SET TASK =
Extract every line of the data below that contains the string "symbol", and copy each one unchanged. Case counts, so a line qualifies only when the capitalization matches.

STORED DATA =
★ ★ ★ ★ ★ ★ ★

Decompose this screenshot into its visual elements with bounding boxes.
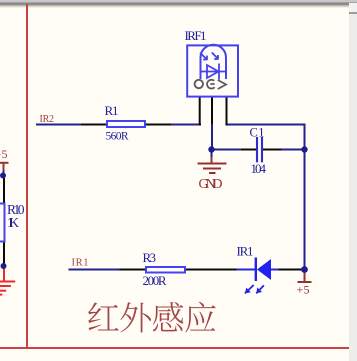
svg-text:+5: +5	[297, 282, 310, 296]
svg-text:R1: R1	[105, 103, 119, 118]
svg-text:GND: GND	[199, 177, 223, 192]
svg-text:560R: 560R	[106, 131, 129, 143]
svg-text:IRF1: IRF1	[185, 28, 207, 43]
svg-text:1K: 1K	[7, 215, 19, 230]
svg-text:+5: +5	[0, 147, 8, 161]
svg-text:IR1: IR1	[72, 257, 89, 268]
svg-text:IR1: IR1	[237, 244, 254, 259]
svg-text:IR2: IR2	[40, 114, 55, 125]
svg-text:200R: 200R	[143, 273, 167, 288]
svg-text:104: 104	[251, 161, 267, 176]
svg-text:C1: C1	[250, 125, 265, 139]
svg-text:R3: R3	[143, 250, 157, 265]
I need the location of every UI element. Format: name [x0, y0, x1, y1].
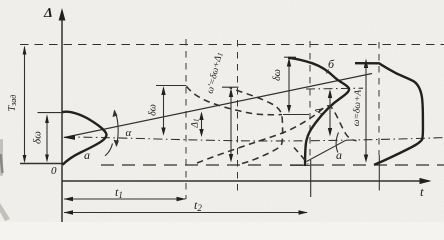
- svg-text:t: t: [420, 184, 424, 199]
- svg-text:A: A: [314, 107, 325, 115]
- svg-text:α: α: [126, 127, 132, 139]
- svg-text:Δ1: Δ1: [191, 118, 201, 128]
- svg-text:Δ: Δ: [43, 6, 53, 21]
- svg-text:δω: δω: [32, 131, 44, 144]
- svg-text:Тзад: Тзад: [7, 95, 18, 112]
- svg-text:б: б: [328, 57, 335, 71]
- svg-text:a: a: [84, 148, 90, 162]
- svg-text:δω: δω: [272, 69, 283, 81]
- svg-text:0: 0: [51, 165, 57, 177]
- svg-text:ω=δω+A: ω=δω+A: [352, 89, 364, 126]
- svg-text:δω: δω: [147, 104, 158, 116]
- svg-text:a: a: [336, 148, 342, 162]
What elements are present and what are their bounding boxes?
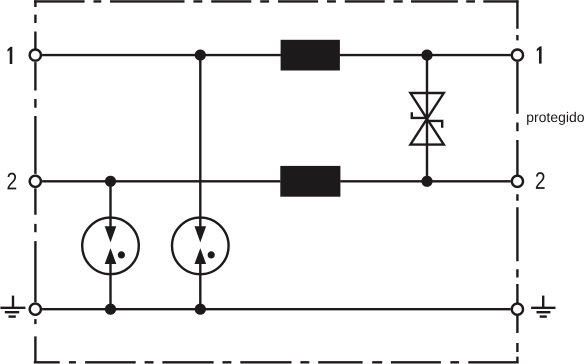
dashed enclosure border bottom <box>34 361 519 363</box>
junction bus/GDT2 <box>195 304 206 315</box>
wire line 1 right segment <box>340 54 511 56</box>
gas discharge tube F1 <box>82 218 139 275</box>
inductor L1 <box>281 40 340 71</box>
junction line2/GDT1 <box>105 176 116 187</box>
TVS suppressor diode V1 <box>410 93 443 145</box>
gas discharge tube F2 <box>172 218 229 275</box>
wire GDT F1 branch lower (tube to earth bus) <box>109 264 111 310</box>
junction line1/GDT2 <box>195 50 206 61</box>
terminal 2 left <box>30 176 41 187</box>
junction line1/TVS <box>421 50 432 61</box>
wire GDT F2 branch upper (from line 1 crossing line 2) <box>199 55 201 227</box>
pin label 2 right <box>536 172 545 189</box>
wire line 2 right segment <box>341 180 511 182</box>
junction bus/GDT1 <box>105 304 116 315</box>
wire earth bus <box>42 308 511 310</box>
pin label 1 left <box>8 47 13 64</box>
terminal 1 left <box>30 50 41 61</box>
ground symbol left <box>0 296 25 317</box>
terminal earth right <box>512 304 523 315</box>
wire line 1 left segment <box>42 54 281 56</box>
terminal earth left <box>30 304 41 315</box>
wire line 2 left segment <box>42 180 280 182</box>
terminal 2 right <box>512 176 523 187</box>
dashed enclosure border top <box>34 0 519 2</box>
terminal 1 right <box>512 50 523 61</box>
pin label 2 left <box>7 173 16 190</box>
wire GDT F1 branch upper (from line 2 to tube) <box>109 181 111 227</box>
wire TVS branch (line 1 to line 2) <box>426 55 428 181</box>
junction line2/TVS <box>421 176 432 187</box>
dashed enclosure border right <box>516 0 518 363</box>
ground symbol right <box>531 296 555 317</box>
wire GDT F2 branch lower (tube to earth bus) <box>199 264 201 310</box>
dashed enclosure border left <box>34 0 36 363</box>
inductor L2 <box>280 166 340 197</box>
pin label 1 right <box>537 46 542 63</box>
net label protegido <box>527 112 584 125</box>
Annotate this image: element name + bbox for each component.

★ ★ ★ ★ ★ ★ ★

ANSWER TO THIS PROBLEM =
ground symbol left <box>0 296 25 317</box>
ground symbol right <box>531 296 555 317</box>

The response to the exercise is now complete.